◆ **Direction**: Each record must be retyped in full. No character may differ.
━━━━━━━━━━━━━━━━━━━━━━━━━━━━━━
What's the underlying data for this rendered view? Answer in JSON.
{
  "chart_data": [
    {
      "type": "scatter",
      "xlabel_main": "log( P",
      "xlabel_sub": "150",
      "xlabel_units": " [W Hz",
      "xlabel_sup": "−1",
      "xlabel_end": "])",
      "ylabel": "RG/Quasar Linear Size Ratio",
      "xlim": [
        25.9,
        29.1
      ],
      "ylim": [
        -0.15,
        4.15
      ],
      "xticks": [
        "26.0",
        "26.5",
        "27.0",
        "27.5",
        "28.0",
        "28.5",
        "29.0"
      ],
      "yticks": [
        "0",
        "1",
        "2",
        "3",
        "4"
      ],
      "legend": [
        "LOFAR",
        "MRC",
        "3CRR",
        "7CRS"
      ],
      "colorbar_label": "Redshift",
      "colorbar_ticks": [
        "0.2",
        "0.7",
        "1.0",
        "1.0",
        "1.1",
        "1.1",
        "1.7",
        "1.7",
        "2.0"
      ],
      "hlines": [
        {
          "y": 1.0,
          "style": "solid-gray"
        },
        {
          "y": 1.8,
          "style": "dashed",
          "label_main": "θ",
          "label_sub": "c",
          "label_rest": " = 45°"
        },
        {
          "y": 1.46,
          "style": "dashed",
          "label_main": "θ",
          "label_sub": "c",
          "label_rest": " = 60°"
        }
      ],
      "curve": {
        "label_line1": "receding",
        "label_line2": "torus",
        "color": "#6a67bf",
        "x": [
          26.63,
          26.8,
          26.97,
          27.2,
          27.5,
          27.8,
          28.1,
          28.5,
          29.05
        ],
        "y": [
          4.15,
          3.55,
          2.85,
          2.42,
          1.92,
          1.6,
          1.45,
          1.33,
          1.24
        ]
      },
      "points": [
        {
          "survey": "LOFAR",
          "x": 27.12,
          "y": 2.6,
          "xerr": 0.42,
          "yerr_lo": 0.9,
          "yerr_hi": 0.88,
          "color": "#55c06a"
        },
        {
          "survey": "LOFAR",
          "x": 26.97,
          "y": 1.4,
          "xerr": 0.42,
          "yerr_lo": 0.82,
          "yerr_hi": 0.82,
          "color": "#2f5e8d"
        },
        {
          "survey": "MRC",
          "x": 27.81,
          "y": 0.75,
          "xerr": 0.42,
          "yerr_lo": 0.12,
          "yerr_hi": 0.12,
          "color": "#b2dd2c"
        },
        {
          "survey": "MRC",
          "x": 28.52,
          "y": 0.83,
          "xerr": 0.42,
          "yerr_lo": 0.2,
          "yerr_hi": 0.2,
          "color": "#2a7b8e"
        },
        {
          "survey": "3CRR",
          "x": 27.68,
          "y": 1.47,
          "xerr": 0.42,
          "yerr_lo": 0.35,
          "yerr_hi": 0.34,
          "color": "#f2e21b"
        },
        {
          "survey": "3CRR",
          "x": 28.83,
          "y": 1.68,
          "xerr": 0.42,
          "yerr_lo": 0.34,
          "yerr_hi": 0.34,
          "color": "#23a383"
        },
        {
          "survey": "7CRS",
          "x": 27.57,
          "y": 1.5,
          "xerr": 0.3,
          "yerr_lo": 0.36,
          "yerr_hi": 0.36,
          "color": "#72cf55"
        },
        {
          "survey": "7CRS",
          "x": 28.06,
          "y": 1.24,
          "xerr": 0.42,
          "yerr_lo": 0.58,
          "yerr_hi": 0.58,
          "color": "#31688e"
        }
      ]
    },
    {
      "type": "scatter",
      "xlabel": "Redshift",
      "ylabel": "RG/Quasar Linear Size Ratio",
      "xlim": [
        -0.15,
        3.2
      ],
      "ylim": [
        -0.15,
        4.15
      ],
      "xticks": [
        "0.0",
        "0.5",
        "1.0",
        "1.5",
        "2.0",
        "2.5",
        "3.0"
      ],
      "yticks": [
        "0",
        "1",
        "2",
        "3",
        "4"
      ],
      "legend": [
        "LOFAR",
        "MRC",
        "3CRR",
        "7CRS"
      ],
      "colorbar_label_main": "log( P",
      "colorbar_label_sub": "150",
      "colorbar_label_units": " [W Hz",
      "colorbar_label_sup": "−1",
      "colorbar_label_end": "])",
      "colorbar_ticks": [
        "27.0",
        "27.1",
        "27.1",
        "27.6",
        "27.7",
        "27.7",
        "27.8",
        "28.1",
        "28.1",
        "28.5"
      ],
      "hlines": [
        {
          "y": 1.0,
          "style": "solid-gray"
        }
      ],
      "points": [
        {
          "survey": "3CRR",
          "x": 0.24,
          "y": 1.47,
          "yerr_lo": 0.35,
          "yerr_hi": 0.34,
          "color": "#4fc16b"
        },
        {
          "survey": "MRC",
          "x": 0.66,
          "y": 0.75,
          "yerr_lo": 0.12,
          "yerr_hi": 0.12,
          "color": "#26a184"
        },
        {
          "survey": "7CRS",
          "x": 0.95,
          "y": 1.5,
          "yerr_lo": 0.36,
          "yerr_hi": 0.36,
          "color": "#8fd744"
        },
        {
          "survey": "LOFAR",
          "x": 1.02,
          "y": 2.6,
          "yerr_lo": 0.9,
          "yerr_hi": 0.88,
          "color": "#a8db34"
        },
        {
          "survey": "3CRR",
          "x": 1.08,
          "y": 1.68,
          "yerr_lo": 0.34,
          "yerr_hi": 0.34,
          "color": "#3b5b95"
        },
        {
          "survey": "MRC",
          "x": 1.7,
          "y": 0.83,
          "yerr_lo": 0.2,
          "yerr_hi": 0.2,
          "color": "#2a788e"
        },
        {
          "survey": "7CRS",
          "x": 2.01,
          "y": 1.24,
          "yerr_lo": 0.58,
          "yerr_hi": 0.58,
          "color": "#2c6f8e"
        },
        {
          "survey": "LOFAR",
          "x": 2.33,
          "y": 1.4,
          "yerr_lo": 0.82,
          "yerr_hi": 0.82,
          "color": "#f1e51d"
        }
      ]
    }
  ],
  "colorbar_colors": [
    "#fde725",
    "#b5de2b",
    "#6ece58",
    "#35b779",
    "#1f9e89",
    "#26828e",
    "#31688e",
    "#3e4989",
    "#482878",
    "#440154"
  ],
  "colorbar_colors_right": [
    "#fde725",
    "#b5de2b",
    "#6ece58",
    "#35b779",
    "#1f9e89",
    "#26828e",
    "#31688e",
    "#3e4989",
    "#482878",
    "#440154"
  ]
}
━━━━━━━━━━━━━━━━━━━━━━━━━━━━━━
◆ **Result of the task**:
What's the underlying data for this rendered view? Answer in JSON.
{
  "chart_data": [
    {
      "type": "scatter",
      "xlabel_main": "log( P",
      "xlabel_sub": "150",
      "xlabel_units": " [W Hz",
      "xlabel_sup": "−1",
      "xlabel_end": "])",
      "ylabel": "RG/Quasar Linear Size Ratio",
      "xlim": [
        25.9,
        29.1
      ],
      "ylim": [
        -0.15,
        4.15
      ],
      "xticks": [
        "26.0",
        "26.5",
        "27.0",
        "27.5",
        "28.0",
        "28.5",
        "29.0"
      ],
      "yticks": [
        "0",
        "1",
        "2",
        "3",
        "4"
      ],
      "legend": [
        "LOFAR",
        "MRC",
        "3CRR",
        "7CRS"
      ],
      "colorbar_label": "Redshift",
      "colorbar_ticks": [
        "0.2",
        "0.7",
        "1.0",
        "1.0",
        "1.1",
        "1.1",
        "1.7",
        "1.7",
        "2.0"
      ],
      "hlines": [
        {
          "y": 1.0,
          "style": "solid-gray"
        },
        {
          "y": 1.8,
          "style": "dashed",
          "label_main": "θ",
          "label_sub": "c",
          "label_rest": " = 45°"
        },
        {
          "y": 1.46,
          "style": "dashed",
          "label_main": "θ",
          "label_sub": "c",
          "label_rest": " = 60°"
        }
      ],
      "curve": {
        "label_line1": "receding",
        "label_line2": "torus",
        "color": "#6a67bf",
        "x": [
          26.63,
          26.8,
          26.97,
          27.2,
          27.5,
          27.8,
          28.1,
          28.5,
          29.05
        ],
        "y": [
          4.15,
          3.55,
          2.85,
          2.42,
          1.92,
          1.6,
          1.45,
          1.33,
          1.24
        ]
      },
      "points": [
        {
          "survey": "LOFAR",
          "x": 27.12,
          "y": 2.6,
          "xerr": 0.42,
          "yerr_lo": 0.9,
          "yerr_hi": 0.88,
          "color": "#55c06a"
        },
        {
          "survey": "LOFAR",
          "x": 26.97,
          "y": 1.4,
          "xerr": 0.42,
          "yerr_lo": 0.82,
          "yerr_hi": 0.82,
          "color": "#2f5e8d"
        },
        {
          "survey": "MRC",
          "x": 27.81,
          "y": 0.75,
          "xerr": 0.42,
          "yerr_lo": 0.12,
          "yerr_hi": 0.12,
          "color": "#b2dd2c"
        },
        {
          "survey": "MRC",
          "x": 28.52,
          "y": 0.83,
          "xerr": 0.42,
          "yerr_lo": 0.2,
          "yerr_hi": 0.2,
          "color": "#2a7b8e"
        },
        {
          "survey": "3CRR",
          "x": 27.68,
          "y": 1.47,
          "xerr": 0.42,
          "yerr_lo": 0.35,
          "yerr_hi": 0.34,
          "color": "#f2e21b"
        },
        {
          "survey": "3CRR",
          "x": 28.83,
          "y": 1.68,
          "xerr": 0.42,
          "yerr_lo": 0.34,
          "yerr_hi": 0.34,
          "color": "#23a383"
        },
        {
          "survey": "7CRS",
          "x": 27.57,
          "y": 1.5,
          "xerr": 0.3,
          "yerr_lo": 0.36,
          "yerr_hi": 0.36,
          "color": "#72cf55"
        },
        {
          "survey": "7CRS",
          "x": 28.06,
          "y": 1.24,
          "xerr": 0.42,
          "yerr_lo": 0.58,
          "yerr_hi": 0.58,
          "color": "#31688e"
        }
      ]
    },
    {
      "type": "scatter",
      "xlabel": "Redshift",
      "ylabel": "RG/Quasar Linear Size Ratio",
      "xlim": [
        -0.15,
        3.2
      ],
      "ylim": [
        -0.15,
        4.15
      ],
      "xticks": [
        "0.0",
        "0.5",
        "1.0",
        "1.5",
        "2.0",
        "2.5",
        "3.0"
      ],
      "yticks": [
        "0",
        "1",
        "2",
        "3",
        "4"
      ],
      "legend": [
        "LOFAR",
        "MRC",
        "3CRR",
        "7CRS"
      ],
      "colorbar_label_main": "log( P",
      "colorbar_label_sub": "150",
      "colorbar_label_units": " [W Hz",
      "colorbar_label_sup": "−1",
      "colorbar_label_end": "])",
      "colorbar_ticks": [
        "27.0",
        "27.1",
        "27.1",
        "27.6",
        "27.7",
        "27.7",
        "27.8",
        "28.1",
        "28.1",
        "28.5"
      ],
      "hlines": [
        {
          "y": 1.0,
          "style": "solid-gray"
        }
      ],
      "points": [
        {
          "survey": "3CRR",
          "x": 0.24,
          "y": 1.47,
          "yerr_lo": 0.35,
          "yerr_hi": 0.34,
          "color": "#4fc16b"
        },
        {
          "survey": "MRC",
          "x": 0.66,
          "y": 0.75,
          "yerr_lo": 0.12,
          "yerr_hi": 0.12,
          "color": "#26a184"
        },
        {
          "survey": "7CRS",
          "x": 0.95,
          "y": 1.5,
          "yerr_lo": 0.36,
          "yerr_hi": 0.36,
          "color": "#8fd744"
        },
        {
          "survey": "LOFAR",
          "x": 1.02,
          "y": 2.6,
          "yerr_lo": 0.9,
          "yerr_hi": 0.88,
          "color": "#a8db34"
        },
        {
          "survey": "3CRR",
          "x": 1.08,
          "y": 1.68,
          "yerr_lo": 0.34,
          "yerr_hi": 0.34,
          "color": "#3b5b95"
        },
        {
          "survey": "MRC",
          "x": 1.7,
          "y": 0.83,
          "yerr_lo": 0.2,
          "yerr_hi": 0.2,
          "color": "#2a788e"
        },
        {
          "survey": "7CRS",
          "x": 2.01,
          "y": 1.24,
          "yerr_lo": 0.58,
          "yerr_hi": 0.58,
          "color": "#2c6f8e"
        },
        {
          "survey": "LOFAR",
          "x": 2.33,
          "y": 1.4,
          "yerr_lo": 0.82,
          "yerr_hi": 0.82,
          "color": "#f1e51d"
        }
      ]
    }
  ],
  "colorbar_colors": [
    "#fde725",
    "#b5de2b",
    "#6ece58",
    "#35b779",
    "#1f9e89",
    "#26828e",
    "#31688e",
    "#3e4989",
    "#482878",
    "#440154"
  ],
  "colorbar_colors_right": [
    "#fde725",
    "#b5de2b",
    "#6ece58",
    "#35b779",
    "#1f9e89",
    "#26828e",
    "#31688e",
    "#3e4989",
    "#482878",
    "#440154"
  ]
}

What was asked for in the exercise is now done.